# [What you are asked to do]
Copy every line, leaving nothing out and adding nothing.

# [The data]
— start —

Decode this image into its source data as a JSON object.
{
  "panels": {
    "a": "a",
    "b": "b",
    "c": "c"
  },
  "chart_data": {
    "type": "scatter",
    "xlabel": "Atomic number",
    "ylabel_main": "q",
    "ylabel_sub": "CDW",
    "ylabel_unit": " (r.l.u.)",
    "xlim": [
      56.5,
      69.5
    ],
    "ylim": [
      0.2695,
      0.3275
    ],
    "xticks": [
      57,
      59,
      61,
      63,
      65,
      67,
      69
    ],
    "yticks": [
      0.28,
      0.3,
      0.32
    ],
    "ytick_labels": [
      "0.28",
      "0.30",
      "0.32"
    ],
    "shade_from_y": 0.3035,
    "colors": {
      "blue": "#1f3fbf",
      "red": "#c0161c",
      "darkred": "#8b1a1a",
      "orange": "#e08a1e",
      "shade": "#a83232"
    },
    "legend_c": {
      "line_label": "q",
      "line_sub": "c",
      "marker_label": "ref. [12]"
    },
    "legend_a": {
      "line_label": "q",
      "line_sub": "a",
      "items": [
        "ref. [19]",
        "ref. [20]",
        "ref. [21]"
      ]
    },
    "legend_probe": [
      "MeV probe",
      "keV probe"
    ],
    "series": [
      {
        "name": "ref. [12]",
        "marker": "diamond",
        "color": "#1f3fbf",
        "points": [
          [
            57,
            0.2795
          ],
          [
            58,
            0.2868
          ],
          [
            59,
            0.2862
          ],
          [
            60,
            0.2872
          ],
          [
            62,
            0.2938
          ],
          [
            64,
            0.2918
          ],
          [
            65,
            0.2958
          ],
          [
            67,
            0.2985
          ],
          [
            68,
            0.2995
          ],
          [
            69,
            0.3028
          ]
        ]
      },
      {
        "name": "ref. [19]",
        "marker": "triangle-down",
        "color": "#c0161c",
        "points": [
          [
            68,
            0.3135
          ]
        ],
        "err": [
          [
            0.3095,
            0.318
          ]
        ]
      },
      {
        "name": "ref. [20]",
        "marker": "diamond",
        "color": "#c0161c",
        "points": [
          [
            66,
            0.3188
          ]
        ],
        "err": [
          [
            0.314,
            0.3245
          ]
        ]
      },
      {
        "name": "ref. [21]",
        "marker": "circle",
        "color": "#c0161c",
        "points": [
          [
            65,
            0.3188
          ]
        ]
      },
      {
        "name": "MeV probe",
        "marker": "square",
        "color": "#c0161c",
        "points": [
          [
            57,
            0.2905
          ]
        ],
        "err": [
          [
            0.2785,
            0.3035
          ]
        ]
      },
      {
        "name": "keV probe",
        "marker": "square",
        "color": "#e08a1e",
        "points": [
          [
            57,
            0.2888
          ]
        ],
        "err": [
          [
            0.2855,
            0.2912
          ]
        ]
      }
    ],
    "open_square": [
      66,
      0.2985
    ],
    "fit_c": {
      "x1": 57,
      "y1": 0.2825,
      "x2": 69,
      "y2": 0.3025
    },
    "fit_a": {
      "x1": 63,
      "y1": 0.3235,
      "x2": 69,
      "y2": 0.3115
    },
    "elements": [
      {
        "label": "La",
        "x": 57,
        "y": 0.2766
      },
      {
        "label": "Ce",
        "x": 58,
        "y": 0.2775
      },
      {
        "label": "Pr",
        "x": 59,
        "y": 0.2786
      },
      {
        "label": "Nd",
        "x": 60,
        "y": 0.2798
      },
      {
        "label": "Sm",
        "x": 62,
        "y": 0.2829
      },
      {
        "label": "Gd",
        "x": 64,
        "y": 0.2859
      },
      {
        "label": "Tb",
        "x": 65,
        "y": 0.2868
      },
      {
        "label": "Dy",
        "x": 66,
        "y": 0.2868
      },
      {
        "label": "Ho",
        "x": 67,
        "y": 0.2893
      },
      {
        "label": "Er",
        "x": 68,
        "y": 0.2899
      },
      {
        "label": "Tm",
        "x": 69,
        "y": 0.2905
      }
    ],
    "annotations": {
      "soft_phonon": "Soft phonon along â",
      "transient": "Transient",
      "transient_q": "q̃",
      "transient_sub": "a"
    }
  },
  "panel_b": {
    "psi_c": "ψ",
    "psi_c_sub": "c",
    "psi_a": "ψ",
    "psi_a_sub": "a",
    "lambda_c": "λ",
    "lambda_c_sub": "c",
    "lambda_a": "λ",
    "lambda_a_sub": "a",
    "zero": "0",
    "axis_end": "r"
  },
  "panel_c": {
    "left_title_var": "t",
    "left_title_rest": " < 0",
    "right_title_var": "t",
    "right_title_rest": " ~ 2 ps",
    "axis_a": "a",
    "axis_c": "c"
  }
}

— end —

# [Result of this task]
Decode this image into its source data as a JSON object.
{
  "panels": {
    "a": "a",
    "b": "b",
    "c": "c"
  },
  "chart_data": {
    "type": "scatter",
    "xlabel": "Atomic number",
    "ylabel_main": "q",
    "ylabel_sub": "CDW",
    "ylabel_unit": " (r.l.u.)",
    "xlim": [
      56.5,
      69.5
    ],
    "ylim": [
      0.2695,
      0.3275
    ],
    "xticks": [
      57,
      59,
      61,
      63,
      65,
      67,
      69
    ],
    "yticks": [
      0.28,
      0.3,
      0.32
    ],
    "ytick_labels": [
      "0.28",
      "0.30",
      "0.32"
    ],
    "shade_from_y": 0.3035,
    "colors": {
      "blue": "#1f3fbf",
      "red": "#c0161c",
      "darkred": "#8b1a1a",
      "orange": "#e08a1e",
      "shade": "#a83232"
    },
    "legend_c": {
      "line_label": "q",
      "line_sub": "c",
      "marker_label": "ref. [12]"
    },
    "legend_a": {
      "line_label": "q",
      "line_sub": "a",
      "items": [
        "ref. [19]",
        "ref. [20]",
        "ref. [21]"
      ]
    },
    "legend_probe": [
      "MeV probe",
      "keV probe"
    ],
    "series": [
      {
        "name": "ref. [12]",
        "marker": "diamond",
        "color": "#1f3fbf",
        "points": [
          [
            57,
            0.2795
          ],
          [
            58,
            0.2868
          ],
          [
            59,
            0.2862
          ],
          [
            60,
            0.2872
          ],
          [
            62,
            0.2938
          ],
          [
            64,
            0.2918
          ],
          [
            65,
            0.2958
          ],
          [
            67,
            0.2985
          ],
          [
            68,
            0.2995
          ],
          [
            69,
            0.3028
          ]
        ]
      },
      {
        "name": "ref. [19]",
        "marker": "triangle-down",
        "color": "#c0161c",
        "points": [
          [
            68,
            0.3135
          ]
        ],
        "err": [
          [
            0.3095,
            0.318
          ]
        ]
      },
      {
        "name": "ref. [20]",
        "marker": "diamond",
        "color": "#c0161c",
        "points": [
          [
            66,
            0.3188
          ]
        ],
        "err": [
          [
            0.314,
            0.3245
          ]
        ]
      },
      {
        "name": "ref. [21]",
        "marker": "circle",
        "color": "#c0161c",
        "points": [
          [
            65,
            0.3188
          ]
        ]
      },
      {
        "name": "MeV probe",
        "marker": "square",
        "color": "#c0161c",
        "points": [
          [
            57,
            0.2905
          ]
        ],
        "err": [
          [
            0.2785,
            0.3035
          ]
        ]
      },
      {
        "name": "keV probe",
        "marker": "square",
        "color": "#e08a1e",
        "points": [
          [
            57,
            0.2888
          ]
        ],
        "err": [
          [
            0.2855,
            0.2912
          ]
        ]
      }
    ],
    "open_square": [
      66,
      0.2985
    ],
    "fit_c": {
      "x1": 57,
      "y1": 0.2825,
      "x2": 69,
      "y2": 0.3025
    },
    "fit_a": {
      "x1": 63,
      "y1": 0.3235,
      "x2": 69,
      "y2": 0.3115
    },
    "elements": [
      {
        "label": "La",
        "x": 57,
        "y": 0.2766
      },
      {
        "label": "Ce",
        "x": 58,
        "y": 0.2775
      },
      {
        "label": "Pr",
        "x": 59,
        "y": 0.2786
      },
      {
        "label": "Nd",
        "x": 60,
        "y": 0.2798
      },
      {
        "label": "Sm",
        "x": 62,
        "y": 0.2829
      },
      {
        "label": "Gd",
        "x": 64,
        "y": 0.2859
      },
      {
        "label": "Tb",
        "x": 65,
        "y": 0.2868
      },
      {
        "label": "Dy",
        "x": 66,
        "y": 0.2868
      },
      {
        "label": "Ho",
        "x": 67,
        "y": 0.2893
      },
      {
        "label": "Er",
        "x": 68,
        "y": 0.2899
      },
      {
        "label": "Tm",
        "x": 69,
        "y": 0.2905
      }
    ],
    "annotations": {
      "soft_phonon": "Soft phonon along â",
      "transient": "Transient",
      "transient_q": "q̃",
      "transient_sub": "a"
    }
  },
  "panel_b": {
    "psi_c": "ψ",
    "psi_c_sub": "c",
    "psi_a": "ψ",
    "psi_a_sub": "a",
    "lambda_c": "λ",
    "lambda_c_sub": "c",
    "lambda_a": "λ",
    "lambda_a_sub": "a",
    "zero": "0",
    "axis_end": "r"
  },
  "panel_c": {
    "left_title_var": "t",
    "left_title_rest": " < 0",
    "right_title_var": "t",
    "right_title_rest": " ~ 2 ps",
    "axis_a": "a",
    "axis_c": "c"
  }
}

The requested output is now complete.